Find all lines in the listing that include the word "prochain", then copy them.
— BEGIN DATA TO PROCESS —
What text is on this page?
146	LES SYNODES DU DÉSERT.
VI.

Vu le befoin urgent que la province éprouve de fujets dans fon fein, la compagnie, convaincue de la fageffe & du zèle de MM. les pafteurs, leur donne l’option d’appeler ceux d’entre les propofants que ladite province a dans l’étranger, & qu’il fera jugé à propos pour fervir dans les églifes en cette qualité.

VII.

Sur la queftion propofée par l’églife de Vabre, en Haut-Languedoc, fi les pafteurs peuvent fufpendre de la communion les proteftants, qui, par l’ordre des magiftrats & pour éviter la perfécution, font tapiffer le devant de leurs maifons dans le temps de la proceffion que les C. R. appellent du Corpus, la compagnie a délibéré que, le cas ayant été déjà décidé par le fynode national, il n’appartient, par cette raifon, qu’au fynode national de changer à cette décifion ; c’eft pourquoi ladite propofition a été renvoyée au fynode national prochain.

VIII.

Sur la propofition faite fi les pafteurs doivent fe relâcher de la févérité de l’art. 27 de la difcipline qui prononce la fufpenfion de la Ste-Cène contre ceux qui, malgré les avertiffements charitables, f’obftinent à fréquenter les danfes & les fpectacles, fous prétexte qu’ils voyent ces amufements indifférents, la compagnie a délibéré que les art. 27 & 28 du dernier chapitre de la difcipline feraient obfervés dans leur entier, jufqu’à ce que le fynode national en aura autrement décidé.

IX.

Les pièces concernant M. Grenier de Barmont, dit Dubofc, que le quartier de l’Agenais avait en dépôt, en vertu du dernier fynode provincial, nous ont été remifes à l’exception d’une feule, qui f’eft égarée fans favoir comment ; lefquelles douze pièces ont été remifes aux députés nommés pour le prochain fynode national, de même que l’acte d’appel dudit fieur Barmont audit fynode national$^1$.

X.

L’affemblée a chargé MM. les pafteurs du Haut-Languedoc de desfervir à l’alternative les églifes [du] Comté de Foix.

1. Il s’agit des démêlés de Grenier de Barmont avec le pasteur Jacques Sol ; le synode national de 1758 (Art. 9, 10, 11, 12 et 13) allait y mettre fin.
— END DATA TO PROCESS —
§ ANSWER FOR THE TASK:
Sur la queftion propofée par l’églife de Vabre, en Haut-Languedoc, fi les pafteurs peuvent fufpendre de la communion les proteftants, qui, par l’ordre des magiftrats & pour éviter la perfécution, font tapiffer le devant de leurs maifons dans le temps de la proceffion que les C. R. appellent du Corpus, la compagnie a délibéré que, le cas ayant été déjà décidé par le fynode national, il n’appartient, par cette raifon, qu’au fynode national de changer à cette décifion ; c’eft pourquoi ladite propofition a été renvoyée au fynode national prochain.
Les pièces concernant M. Grenier de Barmont, dit Dubofc, que le quartier de l’Agenais avait en dépôt, en vertu du dernier fynode provincial, nous ont été remifes à l’exception d’une feule, qui f’eft égarée fans favoir comment ; lefquelles douze pièces ont été remifes aux députés nommés pour le prochain fynode national, de même que l’acte d’appel dudit fieur Barmont audit fynode national$^1$.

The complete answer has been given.